> [GIVEN INSTRUCTION 1]: From the records below, reproduce verbatim the part that opens with the line containing "Itemize the components" and closes with the line containing "bookmark-icon [167, 24, 176, 33]", including both of those lines.

> [DOCUMENT]:
[START]
Record-keeping rules for business

(ATO)

 

You are legally required to keep records of all transactions relating to your tax and superannuation affairs as you start, run, sell, change or close your business, specifically:

  • any documents related to your business’s income and expenses

  • any documents containing details of any election, choice, estimate, determination or calculation you make for your business’s tax and super affairs, including how (basis or method) the estimate, determination or calculation was made.

To meet your record-keeping requirements and avoid common errors, ensure you understand what records are needed for your business and make accurate and complete record-keeping practices a part of your daily business activities. As your business changes or grows, you may need to review what records you need to keep.

There can be legal and financial consequences if your business doesn’t comply with these record-keeping requirements.

If you aren’t sure how this information applies to your situation, ask your registered tax or BAS agent, or contact us for help. We will help you get back on track if you make an error.

What is a record?

A record explains the tax and super-related transactions conducted by your business.

The record needs to contain enough information for us to determine the essential features or purpose of the transactions, so we can understand the relevance of the transactions to your business’s income and expenses.

The minimum information that needs to be on the record is generally the:

  • date, amount, and character (for example, sale, purchase, wages, rental) and the relevant GST information for the transaction

  • purpose of transaction

  • relationships between parties to the transactions, if relevant.

Five rules for record keeping

These five record-keeping rules apply to most records your business is required to keep to meet your tax, super and employer obligations. These are based on law and ATO view:

  1. You need to keep all records related to starting, running, changing, and selling or closing your business that are relevant to your tax and super affairs.

    • If your expenses relate to business use and personal use, make sure you have clear documents to show the business portion.

  2. The relevant information in your records must not be changed (for example, by using electronic sales suppression tools) and must be stored in a way that protects the information from being changed or the record from being damaged.

    • We may ask you to show us you have appropriate safeguards in place.

    • You need to be able to reconstruct your original data if your record-keeping system changes over time.

  3. You need to keep most records for five years.

    • Generally, the five-year retention period for each record starts from when you prepared or obtained the record, or completed the transactions or acts those records relate to, whichever is later. However, in some situations, the law states that the start of the five-year retention period is different. For example, for

    • There are also situations where you need to keep some records for longer than five years, including covering the period of review for an assessment that uses information from that record.
[END]
> [GIVEN INSTRUCTION 2]: Echo the part of the text on business record-keeping rules that opens with the words containing "To meet your record-keeping" and closes with "by your business.", word for word.

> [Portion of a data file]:
[START]
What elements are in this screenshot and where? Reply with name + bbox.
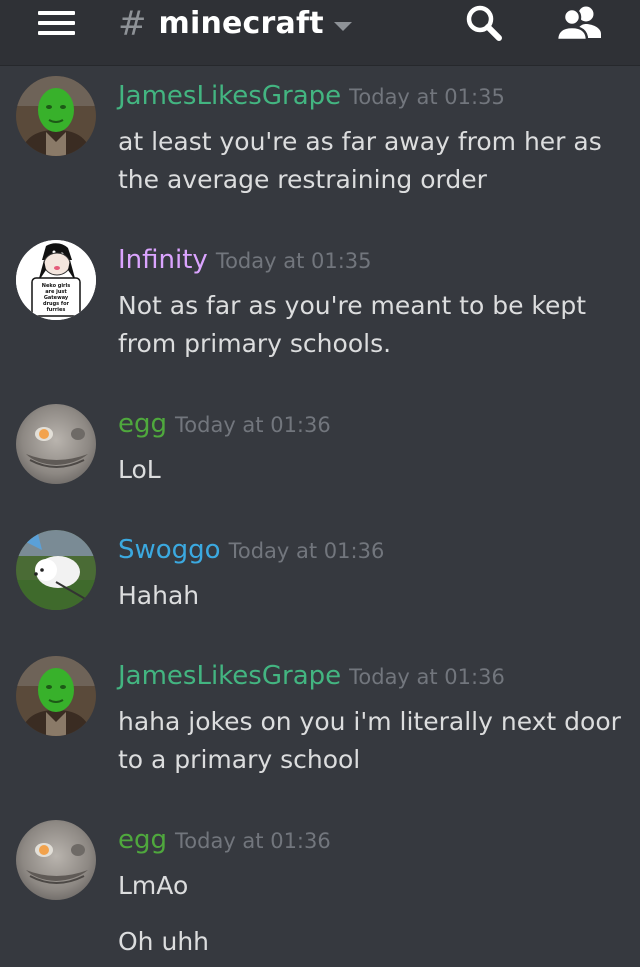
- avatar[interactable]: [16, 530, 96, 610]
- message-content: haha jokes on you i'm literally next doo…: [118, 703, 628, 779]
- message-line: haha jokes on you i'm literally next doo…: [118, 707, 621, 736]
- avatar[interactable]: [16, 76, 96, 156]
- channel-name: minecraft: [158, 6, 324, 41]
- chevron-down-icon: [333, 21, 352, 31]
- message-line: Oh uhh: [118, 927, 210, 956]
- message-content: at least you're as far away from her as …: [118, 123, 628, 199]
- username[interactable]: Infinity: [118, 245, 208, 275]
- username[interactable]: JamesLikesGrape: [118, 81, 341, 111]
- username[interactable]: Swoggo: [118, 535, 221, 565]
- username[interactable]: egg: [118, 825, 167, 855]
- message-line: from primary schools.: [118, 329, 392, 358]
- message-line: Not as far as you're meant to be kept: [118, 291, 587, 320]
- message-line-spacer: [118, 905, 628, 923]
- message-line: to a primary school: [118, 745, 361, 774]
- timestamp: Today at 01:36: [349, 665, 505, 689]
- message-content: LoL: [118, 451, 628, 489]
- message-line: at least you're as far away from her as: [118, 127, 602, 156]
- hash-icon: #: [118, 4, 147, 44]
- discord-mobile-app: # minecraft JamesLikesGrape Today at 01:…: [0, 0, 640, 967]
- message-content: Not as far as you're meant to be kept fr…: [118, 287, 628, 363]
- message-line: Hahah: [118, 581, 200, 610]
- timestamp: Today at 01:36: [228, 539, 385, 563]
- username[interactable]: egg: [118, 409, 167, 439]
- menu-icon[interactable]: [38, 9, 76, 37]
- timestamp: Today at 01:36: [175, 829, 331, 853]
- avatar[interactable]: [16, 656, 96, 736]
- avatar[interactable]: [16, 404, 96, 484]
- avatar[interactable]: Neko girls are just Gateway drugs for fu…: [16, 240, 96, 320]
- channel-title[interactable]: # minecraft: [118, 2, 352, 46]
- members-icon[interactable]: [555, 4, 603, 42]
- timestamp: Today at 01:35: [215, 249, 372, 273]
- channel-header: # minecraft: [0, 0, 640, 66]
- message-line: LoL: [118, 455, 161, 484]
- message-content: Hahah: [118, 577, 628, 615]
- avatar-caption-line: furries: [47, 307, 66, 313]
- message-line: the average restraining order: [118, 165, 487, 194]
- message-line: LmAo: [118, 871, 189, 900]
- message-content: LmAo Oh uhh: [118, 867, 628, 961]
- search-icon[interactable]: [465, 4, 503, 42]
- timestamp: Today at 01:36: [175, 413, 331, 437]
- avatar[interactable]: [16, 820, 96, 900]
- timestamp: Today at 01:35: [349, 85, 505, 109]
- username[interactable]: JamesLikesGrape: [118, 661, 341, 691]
[END]
[START]
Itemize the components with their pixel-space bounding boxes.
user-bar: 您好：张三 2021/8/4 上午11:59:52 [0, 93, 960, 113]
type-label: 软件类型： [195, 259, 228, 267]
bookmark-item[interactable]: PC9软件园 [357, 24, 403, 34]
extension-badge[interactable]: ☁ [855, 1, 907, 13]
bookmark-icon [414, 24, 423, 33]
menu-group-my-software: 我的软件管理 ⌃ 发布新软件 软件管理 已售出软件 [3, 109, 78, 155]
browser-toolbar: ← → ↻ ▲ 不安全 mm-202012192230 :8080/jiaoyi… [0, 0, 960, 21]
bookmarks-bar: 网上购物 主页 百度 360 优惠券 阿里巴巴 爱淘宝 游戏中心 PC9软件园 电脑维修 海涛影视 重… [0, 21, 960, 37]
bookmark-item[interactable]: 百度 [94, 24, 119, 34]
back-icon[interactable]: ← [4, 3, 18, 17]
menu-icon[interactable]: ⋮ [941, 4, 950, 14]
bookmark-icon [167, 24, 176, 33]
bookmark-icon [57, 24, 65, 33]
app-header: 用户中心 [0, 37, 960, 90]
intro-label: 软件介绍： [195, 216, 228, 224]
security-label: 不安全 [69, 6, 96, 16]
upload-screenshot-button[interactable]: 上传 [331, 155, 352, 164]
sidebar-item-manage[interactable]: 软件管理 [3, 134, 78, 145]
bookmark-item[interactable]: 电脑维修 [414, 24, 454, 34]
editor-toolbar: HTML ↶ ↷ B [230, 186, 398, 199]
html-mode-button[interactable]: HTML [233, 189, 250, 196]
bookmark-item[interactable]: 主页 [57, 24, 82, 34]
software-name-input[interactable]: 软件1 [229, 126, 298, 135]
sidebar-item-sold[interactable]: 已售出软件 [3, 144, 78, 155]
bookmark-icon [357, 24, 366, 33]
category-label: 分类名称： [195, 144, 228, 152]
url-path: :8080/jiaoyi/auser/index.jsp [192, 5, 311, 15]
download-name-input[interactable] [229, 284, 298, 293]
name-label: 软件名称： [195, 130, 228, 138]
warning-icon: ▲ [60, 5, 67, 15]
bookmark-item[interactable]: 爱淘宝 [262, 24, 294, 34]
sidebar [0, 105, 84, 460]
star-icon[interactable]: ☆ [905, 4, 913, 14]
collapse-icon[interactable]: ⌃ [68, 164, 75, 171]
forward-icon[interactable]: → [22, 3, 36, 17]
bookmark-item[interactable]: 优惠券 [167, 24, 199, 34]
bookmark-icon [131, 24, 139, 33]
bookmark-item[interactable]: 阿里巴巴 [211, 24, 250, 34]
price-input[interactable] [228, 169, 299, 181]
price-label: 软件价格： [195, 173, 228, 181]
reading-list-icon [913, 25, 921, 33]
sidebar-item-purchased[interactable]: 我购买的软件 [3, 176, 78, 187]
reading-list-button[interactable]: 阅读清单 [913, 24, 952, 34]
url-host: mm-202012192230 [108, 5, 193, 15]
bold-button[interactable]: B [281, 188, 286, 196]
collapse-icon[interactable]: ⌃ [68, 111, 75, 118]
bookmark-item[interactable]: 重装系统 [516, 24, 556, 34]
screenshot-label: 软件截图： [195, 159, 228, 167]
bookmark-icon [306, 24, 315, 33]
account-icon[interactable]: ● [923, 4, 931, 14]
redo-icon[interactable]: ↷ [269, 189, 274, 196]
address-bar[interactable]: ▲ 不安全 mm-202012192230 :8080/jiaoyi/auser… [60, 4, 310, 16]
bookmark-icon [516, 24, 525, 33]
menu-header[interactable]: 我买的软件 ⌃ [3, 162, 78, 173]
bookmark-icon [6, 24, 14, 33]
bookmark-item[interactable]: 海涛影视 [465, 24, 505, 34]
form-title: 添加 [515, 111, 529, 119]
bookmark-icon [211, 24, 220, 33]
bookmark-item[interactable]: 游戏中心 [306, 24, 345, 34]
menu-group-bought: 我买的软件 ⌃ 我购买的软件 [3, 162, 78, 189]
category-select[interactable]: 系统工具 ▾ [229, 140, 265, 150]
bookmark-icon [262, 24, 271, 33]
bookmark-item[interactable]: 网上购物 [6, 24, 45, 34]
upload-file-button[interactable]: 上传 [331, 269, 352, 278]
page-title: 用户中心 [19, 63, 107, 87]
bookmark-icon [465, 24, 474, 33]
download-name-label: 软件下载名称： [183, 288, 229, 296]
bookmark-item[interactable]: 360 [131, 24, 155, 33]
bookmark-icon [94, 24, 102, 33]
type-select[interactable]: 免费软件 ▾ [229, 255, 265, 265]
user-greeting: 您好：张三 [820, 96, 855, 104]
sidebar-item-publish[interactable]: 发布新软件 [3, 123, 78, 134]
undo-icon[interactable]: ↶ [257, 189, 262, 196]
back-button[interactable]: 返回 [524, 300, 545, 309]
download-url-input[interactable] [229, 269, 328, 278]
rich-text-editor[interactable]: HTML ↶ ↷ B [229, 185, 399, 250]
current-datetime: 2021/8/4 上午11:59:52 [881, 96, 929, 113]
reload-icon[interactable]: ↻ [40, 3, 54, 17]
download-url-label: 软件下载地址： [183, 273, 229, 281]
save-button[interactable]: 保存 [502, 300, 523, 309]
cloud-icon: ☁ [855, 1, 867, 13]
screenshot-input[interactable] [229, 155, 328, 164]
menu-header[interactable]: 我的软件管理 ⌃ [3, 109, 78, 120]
[END]
> [RESPONSE 1]:
Itemize the components with their pixel-space bounding boxes.
user-bar: 您好：张三 2021/8/4 上午11:59:52 [0, 93, 960, 113]
type-label: 软件类型： [195, 259, 228, 267]
bookmark-item[interactable]: PC9软件园 [357, 24, 403, 34]
extension-badge[interactable]: ☁ [855, 1, 907, 13]
bookmark-icon [414, 24, 423, 33]
menu-group-my-software: 我的软件管理 ⌃ 发布新软件 软件管理 已售出软件 [3, 109, 78, 155]
browser-toolbar: ← → ↻ ▲ 不安全 mm-202012192230 :8080/jiaoyi… [0, 0, 960, 21]
bookmarks-bar: 网上购物 主页 百度 360 优惠券 阿里巴巴 爱淘宝 游戏中心 PC9软件园 电脑维修 海涛影视 重… [0, 21, 960, 37]
bookmark-item[interactable]: 百度 [94, 24, 119, 34]
back-icon[interactable]: ← [4, 3, 18, 17]
menu-icon[interactable]: ⋮ [941, 4, 950, 14]
bookmark-icon [167, 24, 176, 33]

> [RESPONSE 2]:
To meet your record-keeping requirements and avoid common errors, ensure you understand what records are needed for your business and make accurate and complete record-keeping practices a part of your daily business activities. As your business changes or grows, you may need to review what records you need to keep.

There can be legal and financial consequences if your business doesn’t comply with these record-keeping requirements.

If you aren’t sure how this information applies to your situation, ask your registered tax or BAS agent, or contact us for help. We will help you get back on track if you make an error.

What is a record?

A record explains the tax and super-related transactions conducted by your business.